- Stated goal
The complete listing should be restated exactly.

[Saved data entries]
--- Start ---

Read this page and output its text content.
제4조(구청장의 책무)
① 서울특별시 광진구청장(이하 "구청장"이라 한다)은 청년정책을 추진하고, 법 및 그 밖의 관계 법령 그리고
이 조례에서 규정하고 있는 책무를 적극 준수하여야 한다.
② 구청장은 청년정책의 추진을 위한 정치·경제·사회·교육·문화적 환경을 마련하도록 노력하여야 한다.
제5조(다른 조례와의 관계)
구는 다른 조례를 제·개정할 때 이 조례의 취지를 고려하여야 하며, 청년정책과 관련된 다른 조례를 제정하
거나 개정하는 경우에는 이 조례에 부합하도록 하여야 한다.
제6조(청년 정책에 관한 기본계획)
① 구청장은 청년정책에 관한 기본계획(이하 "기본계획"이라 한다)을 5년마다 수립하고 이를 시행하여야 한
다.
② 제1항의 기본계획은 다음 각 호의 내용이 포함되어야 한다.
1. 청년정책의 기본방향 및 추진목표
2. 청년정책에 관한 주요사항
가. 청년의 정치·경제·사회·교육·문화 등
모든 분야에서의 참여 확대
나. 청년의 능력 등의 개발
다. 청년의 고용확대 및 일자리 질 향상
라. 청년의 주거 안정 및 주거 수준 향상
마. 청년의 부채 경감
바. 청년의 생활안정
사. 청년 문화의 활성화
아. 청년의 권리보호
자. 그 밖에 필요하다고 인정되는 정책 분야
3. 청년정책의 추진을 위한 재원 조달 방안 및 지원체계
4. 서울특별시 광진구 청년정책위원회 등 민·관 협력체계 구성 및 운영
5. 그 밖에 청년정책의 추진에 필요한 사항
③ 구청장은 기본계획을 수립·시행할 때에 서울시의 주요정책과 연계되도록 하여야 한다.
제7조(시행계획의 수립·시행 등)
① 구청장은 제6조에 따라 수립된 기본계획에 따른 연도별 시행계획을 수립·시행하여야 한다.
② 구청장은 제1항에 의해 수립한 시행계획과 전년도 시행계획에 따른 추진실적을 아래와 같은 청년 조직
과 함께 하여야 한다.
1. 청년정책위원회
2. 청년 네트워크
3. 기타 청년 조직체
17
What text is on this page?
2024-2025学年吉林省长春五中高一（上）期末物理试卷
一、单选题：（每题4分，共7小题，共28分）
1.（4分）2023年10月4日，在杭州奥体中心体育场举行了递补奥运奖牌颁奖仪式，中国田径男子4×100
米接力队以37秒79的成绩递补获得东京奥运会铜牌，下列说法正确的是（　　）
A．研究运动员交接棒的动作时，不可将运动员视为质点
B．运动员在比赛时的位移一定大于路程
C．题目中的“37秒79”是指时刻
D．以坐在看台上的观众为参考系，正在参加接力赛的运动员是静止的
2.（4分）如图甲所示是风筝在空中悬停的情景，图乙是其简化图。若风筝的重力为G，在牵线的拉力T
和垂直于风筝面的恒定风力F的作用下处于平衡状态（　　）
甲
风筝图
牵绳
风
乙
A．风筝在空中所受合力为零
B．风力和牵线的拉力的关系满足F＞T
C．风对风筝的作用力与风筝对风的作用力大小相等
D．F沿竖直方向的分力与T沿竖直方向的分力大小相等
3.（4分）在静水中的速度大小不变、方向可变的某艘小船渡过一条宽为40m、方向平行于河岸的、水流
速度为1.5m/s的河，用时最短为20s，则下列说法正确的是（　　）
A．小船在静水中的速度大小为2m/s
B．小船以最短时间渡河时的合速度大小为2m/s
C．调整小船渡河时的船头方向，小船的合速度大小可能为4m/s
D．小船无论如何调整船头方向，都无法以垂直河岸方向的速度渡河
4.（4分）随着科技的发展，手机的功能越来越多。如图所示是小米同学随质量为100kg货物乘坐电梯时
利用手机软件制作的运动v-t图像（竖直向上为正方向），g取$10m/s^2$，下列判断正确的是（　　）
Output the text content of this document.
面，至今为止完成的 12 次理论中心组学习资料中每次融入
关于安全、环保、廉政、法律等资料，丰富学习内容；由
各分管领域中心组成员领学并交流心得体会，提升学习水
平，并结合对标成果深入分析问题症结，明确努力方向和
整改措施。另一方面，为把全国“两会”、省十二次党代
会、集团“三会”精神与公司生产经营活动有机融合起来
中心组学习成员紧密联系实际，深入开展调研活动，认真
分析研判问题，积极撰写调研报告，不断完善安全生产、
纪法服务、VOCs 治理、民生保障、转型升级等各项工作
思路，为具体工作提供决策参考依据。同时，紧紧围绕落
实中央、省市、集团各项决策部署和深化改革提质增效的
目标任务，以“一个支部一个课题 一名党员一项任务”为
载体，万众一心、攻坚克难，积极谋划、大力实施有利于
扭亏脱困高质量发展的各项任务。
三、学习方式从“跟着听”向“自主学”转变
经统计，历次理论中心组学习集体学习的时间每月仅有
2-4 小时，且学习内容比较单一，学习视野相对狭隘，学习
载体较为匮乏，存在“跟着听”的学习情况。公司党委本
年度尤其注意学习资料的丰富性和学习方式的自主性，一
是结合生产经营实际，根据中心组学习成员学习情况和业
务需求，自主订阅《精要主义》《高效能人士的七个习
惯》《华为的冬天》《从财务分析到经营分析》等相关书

--- End ---

- Solution below
Read this page and output its text content.
제4조(구청장의 책무)
① 서울특별시 광진구청장(이하 "구청장"이라 한다)은 청년정책을 추진하고, 법 및 그 밖의 관계 법령 그리고
이 조례에서 규정하고 있는 책무를 적극 준수하여야 한다.
② 구청장은 청년정책의 추진을 위한 정치·경제·사회·교육·문화적 환경을 마련하도록 노력하여야 한다.
제5조(다른 조례와의 관계)
구는 다른 조례를 제·개정할 때 이 조례의 취지를 고려하여야 하며, 청년정책과 관련된 다른 조례를 제정하
거나 개정하는 경우에는 이 조례에 부합하도록 하여야 한다.
제6조(청년 정책에 관한 기본계획)
① 구청장은 청년정책에 관한 기본계획(이하 "기본계획"이라 한다)을 5년마다 수립하고 이를 시행하여야 한
다.
② 제1항의 기본계획은 다음 각 호의 내용이 포함되어야 한다.
1. 청년정책의 기본방향 및 추진목표
2. 청년정책에 관한 주요사항
가. 청년의 정치·경제·사회·교육·문화 등
모든 분야에서의 참여 확대
나. 청년의 능력 등의 개발
다. 청년의 고용확대 및 일자리 질 향상
라. 청년의 주거 안정 및 주거 수준 향상
마. 청년의 부채 경감
바. 청년의 생활안정
사. 청년 문화의 활성화
아. 청년의 권리보호
자. 그 밖에 필요하다고 인정되는 정책 분야
3. 청년정책의 추진을 위한 재원 조달 방안 및 지원체계
4. 서울특별시 광진구 청년정책위원회 등 민·관 협력체계 구성 및 운영
5. 그 밖에 청년정책의 추진에 필요한 사항
③ 구청장은 기본계획을 수립·시행할 때에 서울시의 주요정책과 연계되도록 하여야 한다.
제7조(시행계획의 수립·시행 등)
① 구청장은 제6조에 따라 수립된 기본계획에 따른 연도별 시행계획을 수립·시행하여야 한다.
② 구청장은 제1항에 의해 수립한 시행계획과 전년도 시행계획에 따른 추진실적을 아래와 같은 청년 조직
과 함께 하여야 한다.
1. 청년정책위원회
2. 청년 네트워크
3. 기타 청년 조직체
17
What text is on this page?
2024-2025学年吉林省长春五中高一（上）期末物理试卷
一、单选题：（每题4分，共7小题，共28分）
1.（4分）2023年10月4日，在杭州奥体中心体育场举行了递补奥运奖牌颁奖仪式，中国田径男子4×100
米接力队以37秒79的成绩递补获得东京奥运会铜牌，下列说法正确的是（　　）
A．研究运动员交接棒的动作时，不可将运动员视为质点
B．运动员在比赛时的位移一定大于路程
C．题目中的“37秒79”是指时刻
D．以坐在看台上的观众为参考系，正在参加接力赛的运动员是静止的
2.（4分）如图甲所示是风筝在空中悬停的情景，图乙是其简化图。若风筝的重力为G，在牵线的拉力T
和垂直于风筝面的恒定风力F的作用下处于平衡状态（　　）
甲
风筝图
牵绳
风
乙
A．风筝在空中所受合力为零
B．风力和牵线的拉力的关系满足F＞T
C．风对风筝的作用力与风筝对风的作用力大小相等
D．F沿竖直方向的分力与T沿竖直方向的分力大小相等
3.（4分）在静水中的速度大小不变、方向可变的某艘小船渡过一条宽为40m、方向平行于河岸的、水流
速度为1.5m/s的河，用时最短为20s，则下列说法正确的是（　　）
A．小船在静水中的速度大小为2m/s
B．小船以最短时间渡河时的合速度大小为2m/s
C．调整小船渡河时的船头方向，小船的合速度大小可能为4m/s
D．小船无论如何调整船头方向，都无法以垂直河岸方向的速度渡河
4.（4分）随着科技的发展，手机的功能越来越多。如图所示是小米同学随质量为100kg货物乘坐电梯时
利用手机软件制作的运动v-t图像（竖直向上为正方向），g取$10m/s^2$，下列判断正确的是（　　）
Output the text content of this document.
面，至今为止完成的 12 次理论中心组学习资料中每次融入
关于安全、环保、廉政、法律等资料，丰富学习内容；由
各分管领域中心组成员领学并交流心得体会，提升学习水
平，并结合对标成果深入分析问题症结，明确努力方向和
整改措施。另一方面，为把全国“两会”、省十二次党代
会、集团“三会”精神与公司生产经营活动有机融合起来
中心组学习成员紧密联系实际，深入开展调研活动，认真
分析研判问题，积极撰写调研报告，不断完善安全生产、
纪法服务、VOCs 治理、民生保障、转型升级等各项工作
思路，为具体工作提供决策参考依据。同时，紧紧围绕落
实中央、省市、集团各项决策部署和深化改革提质增效的
目标任务，以“一个支部一个课题 一名党员一项任务”为
载体，万众一心、攻坚克难，积极谋划、大力实施有利于
扭亏脱困高质量发展的各项任务。
三、学习方式从“跟着听”向“自主学”转变
经统计，历次理论中心组学习集体学习的时间每月仅有
2-4 小时，且学习内容比较单一，学习视野相对狭隘，学习
载体较为匮乏，存在“跟着听”的学习情况。公司党委本
年度尤其注意学习资料的丰富性和学习方式的自主性，一
是结合生产经营实际，根据中心组学习成员学习情况和业
务需求，自主订阅《精要主义》《高效能人士的七个习
惯》《华为的冬天》《从财务分析到经营分析》等相关书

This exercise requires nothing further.